Task brief: Every entry needs to be printed exactly, please.

Collected data:
◆ ◆ ◆ ◆ ◆ ◆ ◆

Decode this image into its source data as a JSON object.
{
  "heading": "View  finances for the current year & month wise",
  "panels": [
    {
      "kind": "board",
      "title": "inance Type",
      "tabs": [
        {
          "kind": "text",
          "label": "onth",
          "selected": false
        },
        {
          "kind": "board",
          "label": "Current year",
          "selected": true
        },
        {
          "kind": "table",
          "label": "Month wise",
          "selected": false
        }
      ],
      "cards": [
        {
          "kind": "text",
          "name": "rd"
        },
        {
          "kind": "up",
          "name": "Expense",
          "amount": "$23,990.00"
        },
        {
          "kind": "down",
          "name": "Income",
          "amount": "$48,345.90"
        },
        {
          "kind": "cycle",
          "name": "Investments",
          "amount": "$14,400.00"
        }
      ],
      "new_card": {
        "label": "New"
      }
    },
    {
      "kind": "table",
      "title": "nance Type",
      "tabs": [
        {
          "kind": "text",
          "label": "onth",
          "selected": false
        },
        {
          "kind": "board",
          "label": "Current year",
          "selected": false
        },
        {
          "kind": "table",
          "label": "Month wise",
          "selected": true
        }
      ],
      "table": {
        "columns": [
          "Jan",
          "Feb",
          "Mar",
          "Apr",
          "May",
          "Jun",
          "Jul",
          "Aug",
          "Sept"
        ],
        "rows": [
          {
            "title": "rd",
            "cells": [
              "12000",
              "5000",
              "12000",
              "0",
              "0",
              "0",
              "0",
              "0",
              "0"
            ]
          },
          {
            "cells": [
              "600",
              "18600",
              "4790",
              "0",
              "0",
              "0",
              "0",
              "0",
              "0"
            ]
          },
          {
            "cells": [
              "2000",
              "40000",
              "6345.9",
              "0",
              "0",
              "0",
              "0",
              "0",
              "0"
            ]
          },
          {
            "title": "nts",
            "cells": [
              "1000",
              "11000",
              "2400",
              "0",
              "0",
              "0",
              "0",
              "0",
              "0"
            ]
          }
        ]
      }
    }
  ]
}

◆ ◆ ◆ ◆ ◆ ◆ ◆

Task answer:
Decode this image into its source data as a JSON object.
{
  "heading": "View  finances for the current year & month wise",
  "panels": [
    {
      "kind": "board",
      "title": "inance Type",
      "tabs": [
        {
          "kind": "text",
          "label": "onth",
          "selected": false
        },
        {
          "kind": "board",
          "label": "Current year",
          "selected": true
        },
        {
          "kind": "table",
          "label": "Month wise",
          "selected": false
        }
      ],
      "cards": [
        {
          "kind": "text",
          "name": "rd"
        },
        {
          "kind": "up",
          "name": "Expense",
          "amount": "$23,990.00"
        },
        {
          "kind": "down",
          "name": "Income",
          "amount": "$48,345.90"
        },
        {
          "kind": "cycle",
          "name": "Investments",
          "amount": "$14,400.00"
        }
      ],
      "new_card": {
        "label": "New"
      }
    },
    {
      "kind": "table",
      "title": "nance Type",
      "tabs": [
        {
          "kind": "text",
          "label": "onth",
          "selected": false
        },
        {
          "kind": "board",
          "label": "Current year",
          "selected": false
        },
        {
          "kind": "table",
          "label": "Month wise",
          "selected": true
        }
      ],
      "table": {
        "columns": [
          "Jan",
          "Feb",
          "Mar",
          "Apr",
          "May",
          "Jun",
          "Jul",
          "Aug",
          "Sept"
        ],
        "rows": [
          {
            "title": "rd",
            "cells": [
              "12000",
              "5000",
              "12000",
              "0",
              "0",
              "0",
              "0",
              "0",
              "0"
            ]
          },
          {
            "cells": [
              "600",
              "18600",
              "4790",
              "0",
              "0",
              "0",
              "0",
              "0",
              "0"
            ]
          },
          {
            "cells": [
              "2000",
              "40000",
              "6345.9",
              "0",
              "0",
              "0",
              "0",
              "0",
              "0"
            ]
          },
          {
            "title": "nts",
            "cells": [
              "1000",
              "11000",
              "2400",
              "0",
              "0",
              "0",
              "0",
              "0",
              "0"
            ]
          }
        ]
      }
    }
  ]
}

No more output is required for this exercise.